» EXERCISE TASKS:
#1 According to the post on 2015 lyrics, which movement endorsed To Pimp a Butterfly as an anthem?
#2 Extend the post about the year's best lyrics past its final line.

» SOURCE TEXT:
════════

Tuesday, December 29, 2015

2015: my year in lyrics



2015 has been a good year for lyricists: Kendrick Lamar and his masterpiece To Pimp a Butterfly, whose social and political significance has been endorsed as an anthem by the Black Lives Matter movement across the USA; Sufjan Steven's extremely intimate and heartfelt goodbye to his mother; Titus Andronicus' 29-track, obsessively detailed dissection of the bipolar disorder.
Impossible to top these three, but there's still a lot to talk about: Father John Misty on love, Sun Kil Moon on pretty much everything (no wonder the album's called Universal Themes), Viet Cong, Courtney Barnett and many more on predictably postmodern themes such as depression, nihilism and loss of meaning.
Here are just a few examples.


Wouldn't you know
We been hurt, been down before
Nigga, when our pride was low
Lookin' at the world like, "Where do we go?"
Nigga, and we hate po-po
Wanna kill us dead in the street fo sho
Nigga, I'm at the preacher's door
My knees gettin' weak, and my gun might blow
But we gon' be alright

Kendrick Lamar, Alright


I forgive you, mother, I can hear you
And I long to be near you
But every road leads to an end
Yes every road leads to an end
Your apparition passes through me in the willows
Five red hens – you’ll never see us again
You’ll never see us again
Sufjan Stevens, Death with Dignity


It was 1989 when I lost my mind
For the very first time I went down in the mine
Going down in the mine I didn't know what I'd find
But whatever I'd find, say that it was mine
And I brought a little bird, it was short lived
And I lost my mind when the little bird died
Because as I stopped to cry for the little bird's life
For the moment my mind was out of my sight
And I turned back around to a terrible surprise
I had lost my mind for the very first time
[...]
Since I was a child, they tried to let me slide
Then I lost it twice, they said it was a crime
And my hands were tied, I was read my rights
It was a real short list written in little, tiny type
And they built their perfect prison and locked me inside
I cried, "this is so wrong," they said "It's alright"
And then a plate full of pills, I swallowed them dry
I was displayed in a cage, they claimed, in the name of science
And they probed, prodded, realigned my spine
'Til they said I could walk in a straight enough line
And then they pushed me back out into the bright sunlight
I didn't know what it meant to be institutionalised
Yeah I begged for readmission, it was denied
Where do you reside when you've lost your mind?
Where you gonna hide when you lose your mind?
Titus Andronicus, I Lost My Mind (+@) 


I feel alright, I feel alright, I feel alright, I feel alright
I feel alright, I feel alright, I feel alright, I feel alright
Well, how's the family? How's the family? How's the family? How's the family?
How's your health been? How's your health been? How's your health been? How's your health been?
Fancy seeing you here, fancy seeing you here, fancy seeing you here, fancy seeing you here
Time and off again, time and off again, time and off again, time and off again
Beautiful weather today, beautiful weather today, beautiful weather today, beautiful weather today
How's the church? How's the job? How's the church? How's the job?
How's the family? How's the family? How's the family? How's the family?

════════

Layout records

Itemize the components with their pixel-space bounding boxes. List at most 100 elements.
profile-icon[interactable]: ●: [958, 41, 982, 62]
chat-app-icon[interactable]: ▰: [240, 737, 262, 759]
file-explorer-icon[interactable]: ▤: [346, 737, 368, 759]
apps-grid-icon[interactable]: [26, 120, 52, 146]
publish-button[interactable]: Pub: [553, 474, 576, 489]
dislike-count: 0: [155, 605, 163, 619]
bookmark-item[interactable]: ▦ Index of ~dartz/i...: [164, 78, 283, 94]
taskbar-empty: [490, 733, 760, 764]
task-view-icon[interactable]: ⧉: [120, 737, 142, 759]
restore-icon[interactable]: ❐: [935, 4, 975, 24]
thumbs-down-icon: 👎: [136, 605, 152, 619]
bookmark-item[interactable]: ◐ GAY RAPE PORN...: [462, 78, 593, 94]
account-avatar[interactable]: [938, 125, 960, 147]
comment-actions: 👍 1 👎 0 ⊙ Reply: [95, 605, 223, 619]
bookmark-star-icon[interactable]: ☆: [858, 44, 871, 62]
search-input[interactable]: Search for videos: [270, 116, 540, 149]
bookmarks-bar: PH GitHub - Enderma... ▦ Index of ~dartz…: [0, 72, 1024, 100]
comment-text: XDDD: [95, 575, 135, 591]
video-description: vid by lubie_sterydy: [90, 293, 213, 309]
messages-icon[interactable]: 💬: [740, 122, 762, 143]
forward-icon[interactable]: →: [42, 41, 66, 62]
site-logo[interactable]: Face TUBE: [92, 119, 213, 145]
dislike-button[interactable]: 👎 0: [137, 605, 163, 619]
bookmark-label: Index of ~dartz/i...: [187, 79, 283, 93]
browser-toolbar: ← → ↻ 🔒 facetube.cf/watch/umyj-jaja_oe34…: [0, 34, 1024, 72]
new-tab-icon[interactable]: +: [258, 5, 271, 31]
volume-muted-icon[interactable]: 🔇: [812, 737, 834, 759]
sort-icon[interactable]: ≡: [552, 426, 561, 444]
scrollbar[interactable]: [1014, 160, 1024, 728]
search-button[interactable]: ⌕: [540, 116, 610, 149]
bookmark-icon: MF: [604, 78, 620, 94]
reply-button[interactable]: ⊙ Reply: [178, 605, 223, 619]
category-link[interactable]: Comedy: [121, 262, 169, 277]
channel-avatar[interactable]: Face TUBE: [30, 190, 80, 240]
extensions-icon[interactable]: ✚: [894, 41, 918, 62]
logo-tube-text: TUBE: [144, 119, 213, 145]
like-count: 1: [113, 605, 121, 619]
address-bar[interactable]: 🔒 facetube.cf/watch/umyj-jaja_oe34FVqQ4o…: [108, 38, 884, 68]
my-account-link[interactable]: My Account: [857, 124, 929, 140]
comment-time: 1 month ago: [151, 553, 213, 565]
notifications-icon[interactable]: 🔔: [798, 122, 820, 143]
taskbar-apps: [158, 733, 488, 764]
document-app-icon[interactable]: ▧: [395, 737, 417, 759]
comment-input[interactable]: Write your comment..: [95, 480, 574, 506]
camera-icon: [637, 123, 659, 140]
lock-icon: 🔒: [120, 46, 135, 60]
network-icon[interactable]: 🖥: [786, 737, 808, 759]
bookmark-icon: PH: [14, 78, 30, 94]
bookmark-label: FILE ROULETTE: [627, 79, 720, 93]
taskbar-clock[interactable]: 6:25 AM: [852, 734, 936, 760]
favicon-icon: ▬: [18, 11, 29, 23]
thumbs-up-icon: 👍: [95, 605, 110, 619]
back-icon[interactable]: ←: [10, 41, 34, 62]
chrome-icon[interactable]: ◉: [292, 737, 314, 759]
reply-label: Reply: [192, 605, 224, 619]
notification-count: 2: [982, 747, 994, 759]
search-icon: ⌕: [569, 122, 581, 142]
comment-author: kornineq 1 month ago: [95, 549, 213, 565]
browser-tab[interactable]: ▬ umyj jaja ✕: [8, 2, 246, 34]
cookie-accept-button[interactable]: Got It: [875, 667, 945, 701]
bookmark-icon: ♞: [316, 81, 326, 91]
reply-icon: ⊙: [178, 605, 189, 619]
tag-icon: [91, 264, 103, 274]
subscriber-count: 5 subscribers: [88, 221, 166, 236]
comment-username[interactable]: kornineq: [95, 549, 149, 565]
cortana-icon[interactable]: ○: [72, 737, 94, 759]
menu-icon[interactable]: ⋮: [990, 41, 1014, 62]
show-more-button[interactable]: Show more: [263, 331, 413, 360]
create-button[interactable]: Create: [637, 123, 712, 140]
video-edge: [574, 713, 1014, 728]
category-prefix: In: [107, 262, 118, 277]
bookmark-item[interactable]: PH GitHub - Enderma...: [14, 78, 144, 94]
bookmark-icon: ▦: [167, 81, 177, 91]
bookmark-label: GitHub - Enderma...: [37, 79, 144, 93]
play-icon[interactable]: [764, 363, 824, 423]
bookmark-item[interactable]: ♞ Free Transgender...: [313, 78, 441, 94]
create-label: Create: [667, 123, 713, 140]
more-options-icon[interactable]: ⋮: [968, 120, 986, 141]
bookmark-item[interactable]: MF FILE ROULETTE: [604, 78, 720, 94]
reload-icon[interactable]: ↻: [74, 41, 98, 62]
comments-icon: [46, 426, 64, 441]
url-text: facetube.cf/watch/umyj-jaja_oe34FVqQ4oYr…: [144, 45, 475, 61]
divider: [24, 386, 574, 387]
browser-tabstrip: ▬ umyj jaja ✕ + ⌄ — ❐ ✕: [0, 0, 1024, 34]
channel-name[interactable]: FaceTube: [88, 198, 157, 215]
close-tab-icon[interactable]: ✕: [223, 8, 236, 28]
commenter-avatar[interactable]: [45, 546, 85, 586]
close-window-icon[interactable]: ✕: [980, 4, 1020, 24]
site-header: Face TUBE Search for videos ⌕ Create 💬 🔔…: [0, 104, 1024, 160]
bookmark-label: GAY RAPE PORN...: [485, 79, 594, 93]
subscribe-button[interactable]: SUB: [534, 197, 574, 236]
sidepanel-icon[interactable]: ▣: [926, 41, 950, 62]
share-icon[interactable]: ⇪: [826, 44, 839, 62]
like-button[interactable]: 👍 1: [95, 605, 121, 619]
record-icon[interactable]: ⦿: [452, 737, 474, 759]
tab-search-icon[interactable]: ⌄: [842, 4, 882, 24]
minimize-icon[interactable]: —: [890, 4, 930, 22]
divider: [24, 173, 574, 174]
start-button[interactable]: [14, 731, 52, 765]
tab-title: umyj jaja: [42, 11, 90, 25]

════════

» TASK-BY-TASK OUTPUTS:
#1 The Black Lives Matter movement endorsed it as an anthem.

#2
Beautiful weather today, beautiful weather today, beautiful weather today, beautiful weather today
Fancy seeing you here, fancy seeing you here, fancy seeing you here, fancy seeing you here
Time and off again, time and off again, time and off again, time and off again
It's all that we have, it's all that we have
Just that and the big, beautiful blue sky
Ought, Beautiful Blue Sky 


There’s no connection left in your head
Another book of things to forget
An overwhelming sense of regret
Relay, reply, react, and reset

Relay, reply, react, and respond
The simple task of turning it on
Only receiving electrical shock
Not everything can stay interlocked
Maybe too late will be much too soon
It isn’t something that’s safe to assume
And anyone can disappear in a spark
Viet Cong, Silhouettes


My internal monologue is saturated analog
It's scratched and drifting, I've become attached to the idea
It's all a shifting dream, bittersweet philosophy
I've got no idea how I even got here
I'm resentful, I'm having an existential time crisis
Want bliss, daylight savings won't fix this mess
Under-worked and over-sexed, I must express my disinterest
The rats are back inside my head, what would Freud have said?

Courtney Barnett, Pedestrian at Best 


It took so long for me to see it
Hope’s a burden or it sets you free
Wandered through the void of you
Wandered through the void of me
I’ve grown afraid of everything that I love
Sleater-Kinney, No Cities to Love


It's a sad world we were raised in
You could hate it but what's the use?
Elvis Depressedly, Wastes of Time


I remember when I first heard Led Zeppelin's "Tea For One"
Laying by my bedroom window on Valium soaking up the warm afternoon sun rays
And in those minutes, hours, I was totally content
And I'll take that memory to my grave as one of my happiest moments
Sun Kil Moon, With a Sort of Grace I Walked to the Bathroom to Cry


One summer I fell in love
For the first time
It would change my whole life
I would learn to love someone
And not be alone

So slowly the love went away
And I was frozen
I didn't want to lose that love
I didn't want to leave behind
Part of myself

I was lonely
But I felt afraid of being loved
I thought I didn't need the pain
I thought that in my heart
I had to be on my own
Majical Cloudz, If You're Lonely


I haven’t hated all the same things
As somebody else
Since I remember
[...]
What are you doing with your whole life?
How about forever?
Father John Misty, Chateau Lobby #4 (in C for Two Virgins)


Where the hell have you been?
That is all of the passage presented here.